>> Start Supplied material

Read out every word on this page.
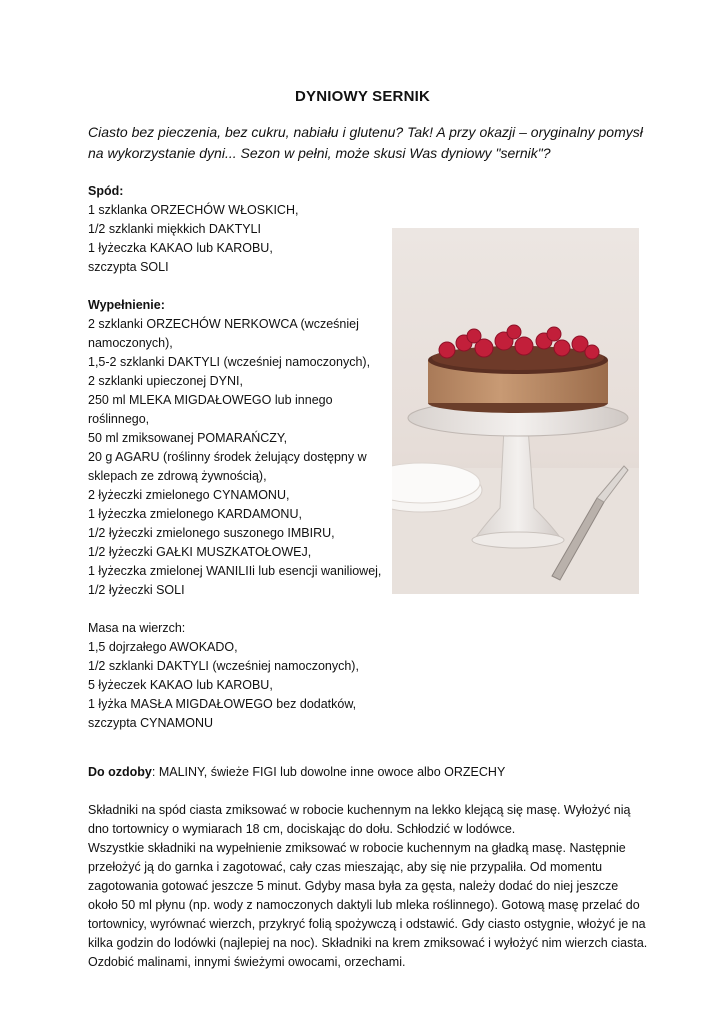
DYNIOWY SERNIK
Ciasto bez pieczenia, bez cukru, nabiału i glutenu? Tak! A przy okazji – oryginalny pomysł na wykorzystanie dyni... Sezon w pełni, może skusi Was dyniowy "sernik"?

Spód:

1 szklanka ORZECHÓW WŁOSKICH,

1/2 szklanki miękkich DAKTYLI

1 łyżeczka KAKAO lub KAROBU,

szczypta SOLI

Wypełnienie:

2 szklanki ORZECHÓW NERKOWCA (wcześniej namoczonych),

1,5-2 szklanki DAKTYLI (wcześniej namoczonych),

2 szklanki upieczonej DYNI,

250 ml MLEKA MIGDAŁOWEGO lub innego roślinnego,

50 ml zmiksowanej POMARAŃCZY,

20 g AGARU (roślinny środek żelujący dostępny w sklepach ze zdrową żywnością),

2 łyżeczki zmielonego CYNAMONU,

1 łyżeczka zmielonego KARDAMONU,

1/2 łyżeczki zmielonego suszonego IMBIRU,

1/2 łyżeczki GAŁKI MUSZKATOŁOWEJ,

1 łyżeczka zmielonej WANILIIi lub esencji waniliowej,

1/2 łyżeczki SOLI

Masa na wierzch:

1,5 dojrzałego AWOKADO,

1/2 szklanki DAKTYLI (wcześniej namoczonych),

5 łyżeczek KAKAO lub KAROBU,

1 łyżka MASŁA MIGDAŁOWEGO bez dodatków,

szczypta CYNAMONU

Do ozdoby: MALINY, świeże FIGI lub dowolne inne owoce albo ORZECHY

Składniki na spód ciasta zmiksować w robocie kuchennym na lekko klejącą się masę. Wyłożyć nią dno tortownicy o wymiarach 18 cm, dociskając do dołu. Schłodzić w lodówce.

Wszystkie składniki na wypełnienie zmiksować w robocie kuchennym na gładką masę. Następnie przełożyć ją do garnka i zagotować, cały czas mieszając, aby się nie przypaliła. Od momentu zagotowania gotować jeszcze 5 minut. Gdyby masa była za gęsta, należy dodać do niej jeszcze około 50 ml płynu (np. wody z namoczonych daktyli lub mleka roślinnego). Gotową masę przelać do tortownicy, wyrównać wierzch, przykryć folią spożywczą i odstawić. Gdy ciasto ostygnie, włożyć je na kilka godzin do lodówki (najlepiej na noc). Składniki na krem zmiksować i wyłożyć nim wierzch ciasta. Ozdobić malinami, innymi świeżymi owocami, orzechami.
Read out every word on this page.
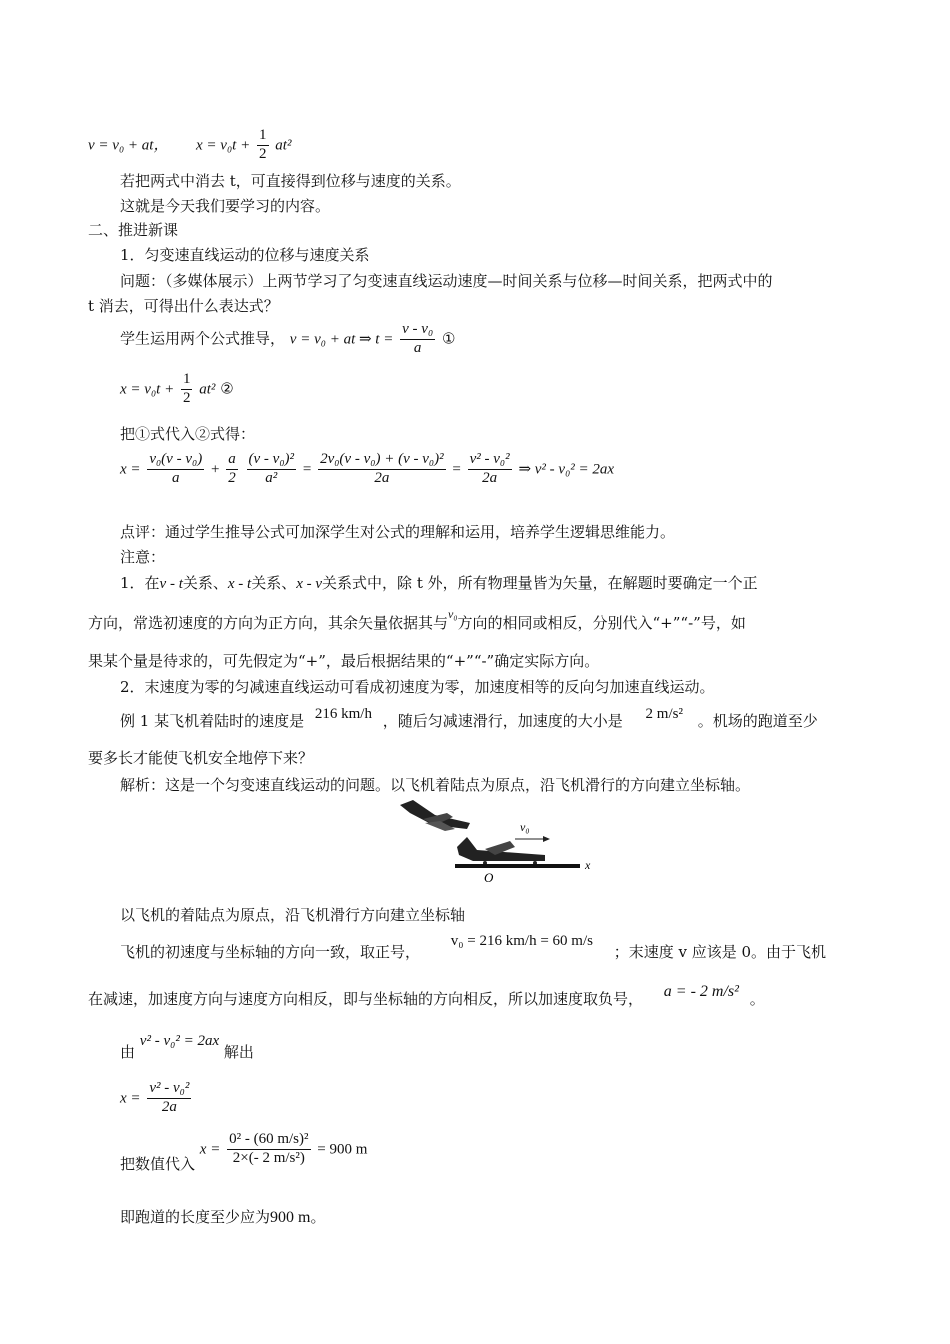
v = v₀ + at， $x = v_0t + \frac{1}{2} at^2$
若把两式中消去 t，可直接得到位移与速度的关系。
这就是今天我们要学习的内容。
二、推进新课
1．匀变速直线运动的位移与速度关系
问题：（多媒体展示）上两节学习了匀变速直线运动速度—时间关系与位移—时间关系，把两式中的
t 消去，可得出什么表达式？
学生运用两个公式推导， v = v₀ + at ⇒ $t = \frac{\text{v - v₀}}{a}$ ①
$x = v_0t + \frac{1}{2} at^2$ ②
把①式代入②式得：
$x = \frac{\text{v₀(v - v₀)}}{a} + \frac{a}{2}$
$\frac{\text{(v - v₀)²}}{\text{a²}} = \frac{\text{2v₀(v - v₀) + (v - v₀)²}}{2a} = \frac{\text{v² - v₀²}}{2a}$ ⇒ v² - v₀² = 2ax
点评：通过学生推导公式可加深学生对公式的理解和运用，培养学生逻辑思维能力。
注意：
1．在v - t关系、x - t关系、x - v关系式中，除 t 外，所有物理量皆为矢量，在解题时要确定一个正
方向，常选初速度的方向为正方向，其余矢量依据其与$^{v_0}$方向的相同或相反，分别代入“+”“-”号，如
果某个量是待求的，可先假定为“+”，最后根据结果的“+”“-”确定实际方向。
2．末速度为零的匀减速直线运动可看成初速度为零，加速度相等的反向匀加速直线运动。
例 1 某飞机着陆时的速度是 216 km/h ，随后匀减速滑行，加速度的大小是 2 m/s² 。机场的跑道至少
要多长才能使飞机安全地停下来？
解析：这是一个匀变速直线运动的问题。以飞机着陆点为原点，沿飞机滑行的方向建立坐标轴。
v₀
x
O
以飞机的着陆点为原点，沿飞机滑行方向建立坐标轴
飞机的初速度与坐标轴的方向一致，取正号， v₀ = 216 km/h = 60 m/s ；末速度 v 应该是 0。由于飞机
在减速，加速度方向与速度方向相反，即与坐标轴的方向相反，所以加速度取负号， a = - 2 m/s² 。
由 v² - v₀² = 2ax 解出
$x = \frac{\text{v² - v₀²}}{2a}$
把数值代入 $x = \frac{\text{0² - (60 m/s)²}}{\text{2×(- 2 m/s²)}} = 900$ m
即跑道的长度至少应为900 m。
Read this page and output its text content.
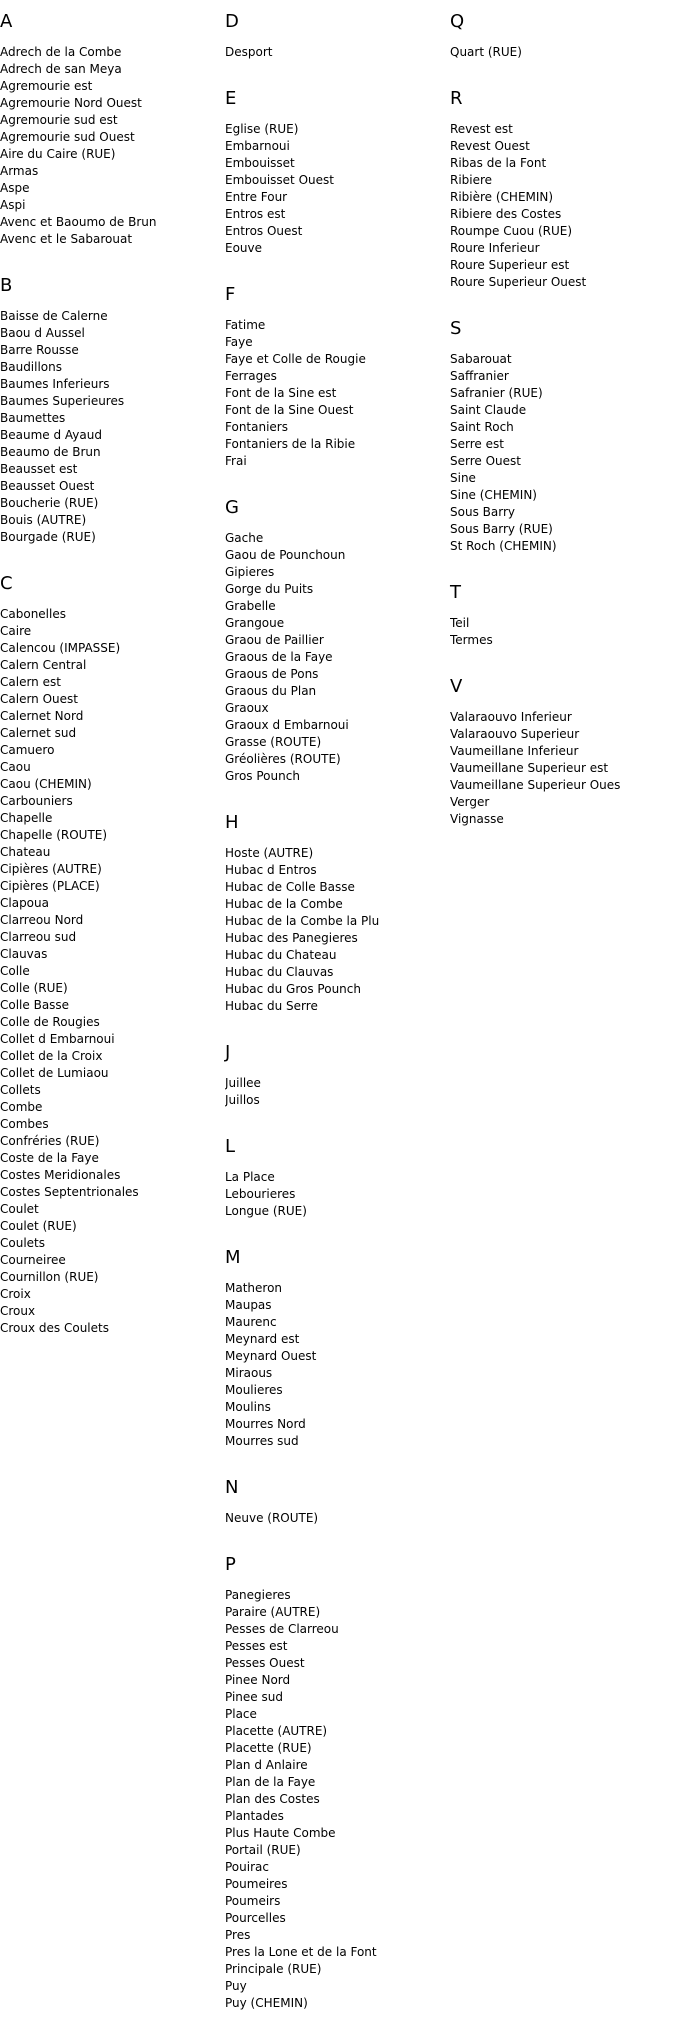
A
Adrech de la Combe
Adrech de san Meya
Agremourie est
Agremourie Nord Ouest
Agremourie sud est
Agremourie sud Ouest
Aire du Caire (RUE)
Armas
Aspe
Aspi
Avenc et Baoumo de Brun
Avenc et le Sabarouat
B
Baisse de Calerne
Baou d Aussel
Barre Rousse
Baudillons
Baumes Inferieurs
Baumes Superieures
Baumettes
Beaume d Ayaud
Beaumo de Brun
Beausset est
Beausset Ouest
Boucherie (RUE)
Bouis (AUTRE)
Bourgade (RUE)
C
Cabonelles
Caire
Calencou (IMPASSE)
Calern Central
Calern est
Calern Ouest
Calernet Nord
Calernet sud
Camuero
Caou
Caou (CHEMIN)
Carbouniers
Chapelle
Chapelle (ROUTE)
Chateau
Cipières (AUTRE)
Cipières (PLACE)
Clapoua
Clarreou Nord
Clarreou sud
Clauvas
Colle
Colle (RUE)
Colle Basse
Colle de Rougies
Collet d Embarnoui
Collet de la Croix
Collet de Lumiaou
Collets
Combe
Combes
Confréries (RUE)
Coste de la Faye
Costes Meridionales
Costes Septentrionales
Coulet
Coulet (RUE)
Coulets
Courneiree
Cournillon (RUE)
Croix
Croux
Croux des Coulets
D
Desport
E
Eglise (RUE)
Embarnoui
Embouisset
Embouisset Ouest
Entre Four
Entros est
Entros Ouest
Eouve
F
Fatime
Faye
Faye et Colle de Rougie
Ferrages
Font de la Sine est
Font de la Sine Ouest
Fontaniers
Fontaniers de la Ribie
Frai
G
Gache
Gaou de Pounchoun
Gipieres
Gorge du Puits
Grabelle
Grangoue
Graou de Paillier
Graous de la Faye
Graous de Pons
Graous du Plan
Graoux
Graoux d Embarnoui
Grasse (ROUTE)
Gréolières (ROUTE)
Gros Pounch
H
Hoste (AUTRE)
Hubac d Entros
Hubac de Colle Basse
Hubac de la Combe
Hubac de la Combe la Plu
Hubac des Panegieres
Hubac du Chateau
Hubac du Clauvas
Hubac du Gros Pounch
Hubac du Serre
J
Juillee
Juillos
L
La Place
Lebourieres
Longue (RUE)
M
Matheron
Maupas
Maurenc
Meynard est
Meynard Ouest
Miraous
Moulieres
Moulins
Mourres Nord
Mourres sud
N
Neuve (ROUTE)
P
Panegieres
Paraire (AUTRE)
Pesses de Clarreou
Pesses est
Pesses Ouest
Pinee Nord
Pinee sud
Place
Placette (AUTRE)
Placette (RUE)
Plan d Anlaire
Plan de la Faye
Plan des Costes
Plantades
Plus Haute Combe
Portail (RUE)
Pouirac
Poumeires
Poumeirs
Pourcelles
Pres
Pres la Lone et de la Font
Principale (RUE)
Puy
Puy (CHEMIN)
Q
Quart (RUE)
R
Revest est
Revest Ouest
Ribas de la Font
Ribiere
Ribière (CHEMIN)
Ribiere des Costes
Roumpe Cuou (RUE)
Roure Inferieur
Roure Superieur est
Roure Superieur Ouest
S
Sabarouat
Saffranier
Safranier (RUE)
Saint Claude
Saint Roch
Serre est
Serre Ouest
Sine
Sine (CHEMIN)
Sous Barry
Sous Barry (RUE)
St Roch (CHEMIN)
T
Teil
Termes
V
Valaraouvo Inferieur
Valaraouvo Superieur
Vaumeillane Inferieur
Vaumeillane Superieur est
Vaumeillane Superieur Oues
Verger
Vignasse
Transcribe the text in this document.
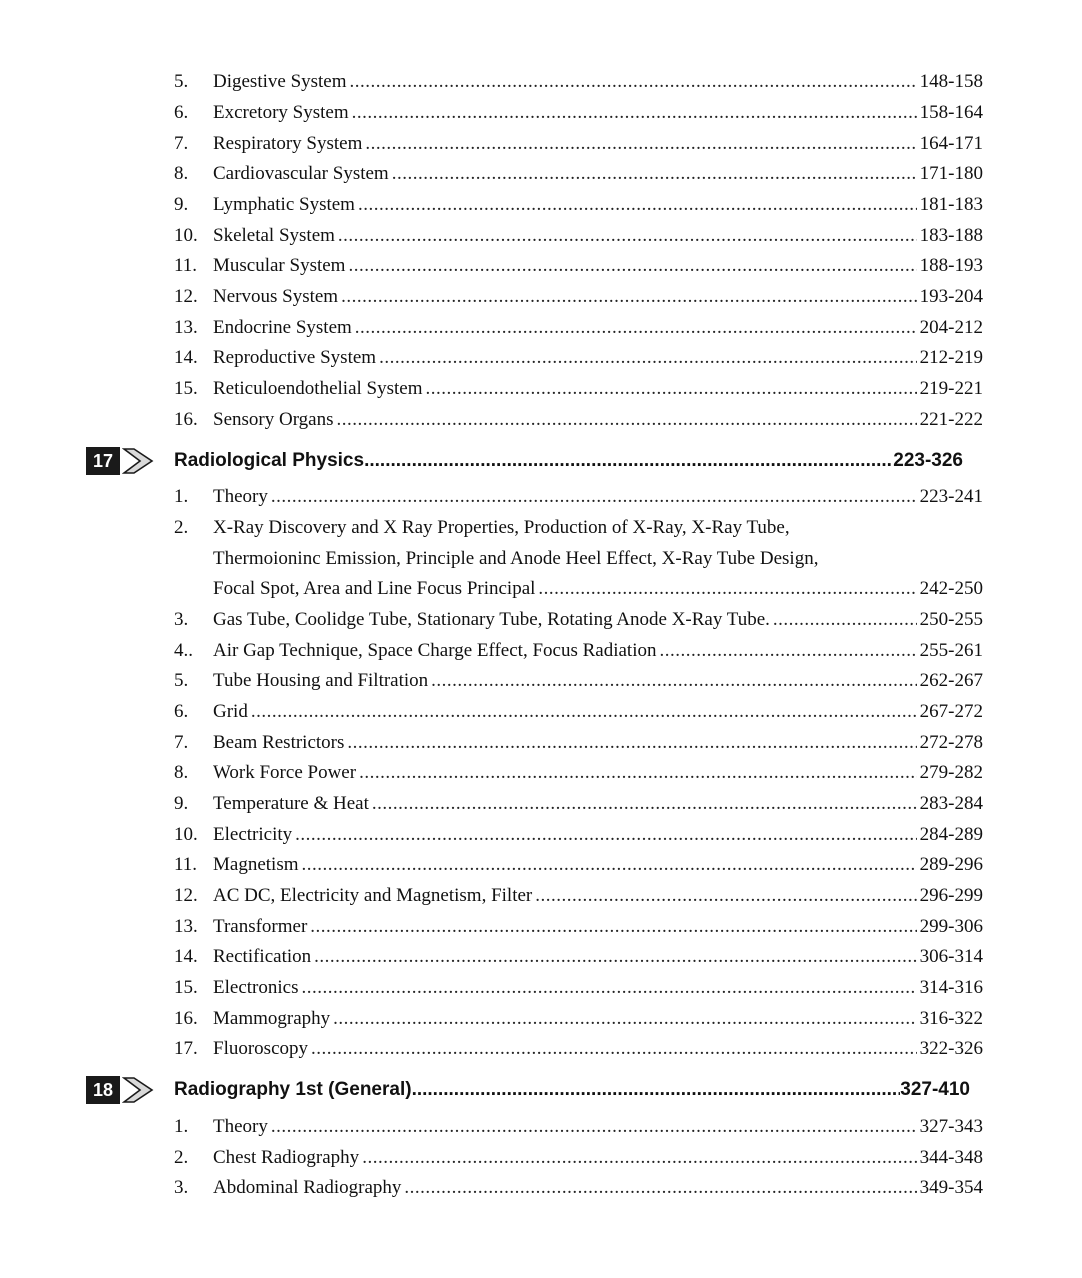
5. Digestive System .....	148-158
6. Excretory System .....	158-164
7. Respiratory System .....	164-171
8. Cardiovascular System .....	171-180
9. Lymphatic System .....	181-183
10. Skeletal System .....	183-188
11. Muscular System .....	188-193
12. Nervous System .....	193-204
13. Endocrine System .....	204-212
14. Reproductive System .....	212-219
15. Reticuloendothelial System .....	219-221
16. Sensory Organs .....	221-222
17	Radiological Physics .....	223-326
1. Theory .....	223-241
2. X-Ray Discovery and X Ray Properties, Production of X-Ray, X-Ray Tube,
Thermoioninc Emission, Principle and Anode Heel Effect, X-Ray Tube Design,
Focal Spot, Area and Line Focus Principal .....	242-250
3. Gas Tube, Coolidge Tube, Stationary Tube, Rotating Anode X-Ray Tube. .....	250-255
4.. Air Gap Technique, Space Charge Effect, Focus Radiation .....	255-261
5. Tube Housing and Filtration .....	262-267
6. Grid .....	267-272
7. Beam Restrictors .....	272-278
8. Work Force Power .....	279-282
9. Temperature & Heat .....	283-284
10. Electricity .....	284-289
11. Magnetism .....	289-296
12. AC DC, Electricity and Magnetism, Filter .....	296-299
13. Transformer .....	299-306
14. Rectification .....	306-314
15. Electronics .....	314-316
16. Mammography .....	316-322
17. Fluoroscopy .....	322-326
18	Radiography 1st (General) .....	327-410
1. Theory .....	327-343
2. Chest Radiography .....	344-348
3. Abdominal Radiography .....	349-354
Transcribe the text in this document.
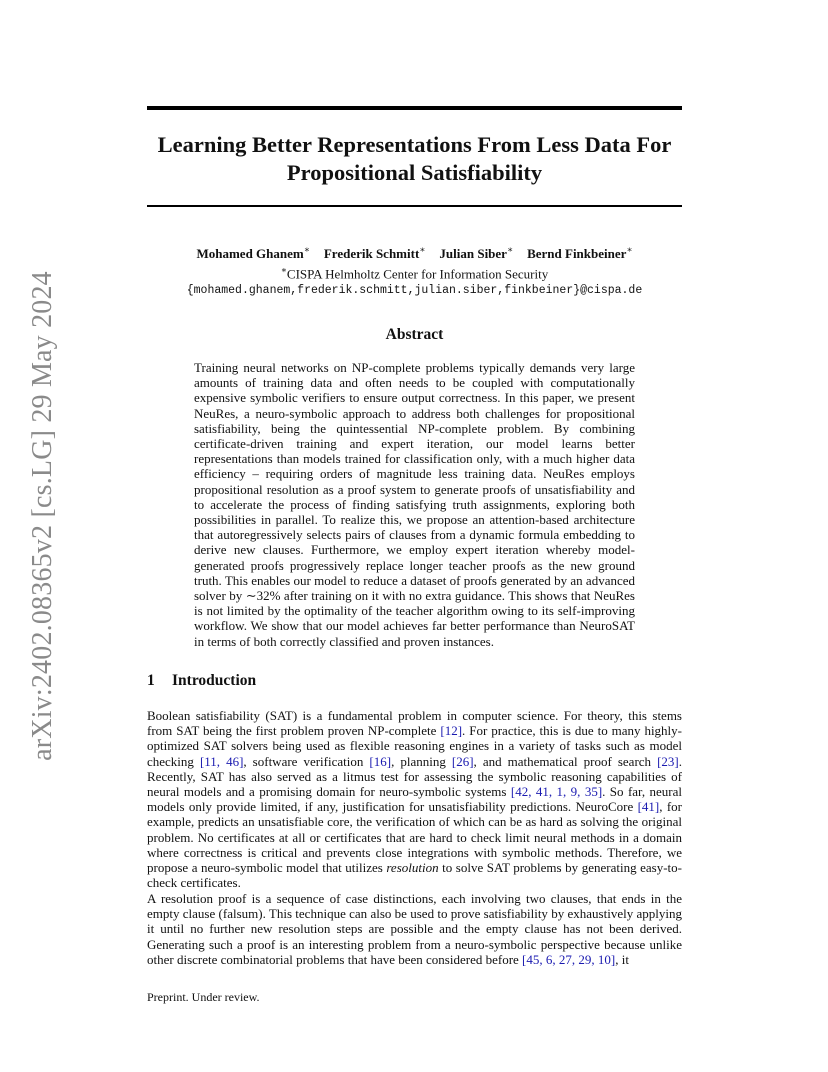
arXiv:2402.08365v2 [cs.LG] 29 May 2024
Learning Better Representations From Less Data For Propositional Satisfiability
Mohamed Ghanem∗ Frederik Schmitt∗ Julian Siber∗ Bernd Finkbeiner∗
∗CISPA Helmholtz Center for Information Security
{mohamed.ghanem,frederik.schmitt,julian.siber,finkbeiner}@cispa.de
Abstract
Training neural networks on NP-complete problems typically demands very large amounts of training data and often needs to be coupled with computationally expensive symbolic verifiers to ensure output correctness. In this paper, we present NeuRes, a neuro-symbolic approach to address both challenges for propositional satisfiability, being the quintessential NP-complete problem. By combining certificate-driven training and expert iteration, our model learns better representations than models trained for classification only, with a much higher data efficiency – requiring orders of magnitude less training data. NeuRes employs propositional resolution as a proof system to generate proofs of unsatisfiability and to accelerate the process of finding satisfying truth assignments, exploring both possibilities in parallel. To realize this, we propose an attention-based architecture that autoregressively selects pairs of clauses from a dynamic formula embedding to derive new clauses. Furthermore, we employ expert iteration whereby model-generated proofs progressively replace longer teacher proofs as the new ground truth. This enables our model to reduce a dataset of proofs generated by an advanced solver by ∼32% after training on it with no extra guidance. This shows that NeuRes is not limited by the optimality of the teacher algorithm owing to its self-improving workflow. We show that our model achieves far better performance than NeuroSAT in terms of both correctly classified and proven instances.
1 Introduction
Boolean satisfiability (SAT) is a fundamental problem in computer science. For theory, this stems from SAT being the first problem proven NP-complete [12]. For practice, this is due to many highly-optimized SAT solvers being used as flexible reasoning engines in a variety of tasks such as model checking [11, 46], software verification [16], planning [26], and mathematical proof search [23]. Recently, SAT has also served as a litmus test for assessing the symbolic reasoning capabilities of neural models and a promising domain for neuro-symbolic systems [42, 41, 1, 9, 35]. So far, neural models only provide limited, if any, justification for unsatisfiability predictions. NeuroCore [41], for example, predicts an unsatisfiable core, the verification of which can be as hard as solving the original problem. No certificates at all or certificates that are hard to check limit neural methods in a domain where correctness is critical and prevents close integrations with symbolic methods. Therefore, we propose a neuro-symbolic model that utilizes resolution to solve SAT problems by generating easy-to-check certificates.
A resolution proof is a sequence of case distinctions, each involving two clauses, that ends in the empty clause (falsum). This technique can also be used to prove satisfiability by exhaustively applying it until no further new resolution steps are possible and the empty clause has not been derived. Generating such a proof is an interesting problem from a neuro-symbolic perspective because unlike other discrete combinatorial problems that have been considered before [45, 6, 27, 29, 10], it
Preprint. Under review.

>> End Supplied material

• _Aim of the exercise_: Count the lines in the material above where the string "Graous" appears, then state only that count.

• _Solution for this task_: 3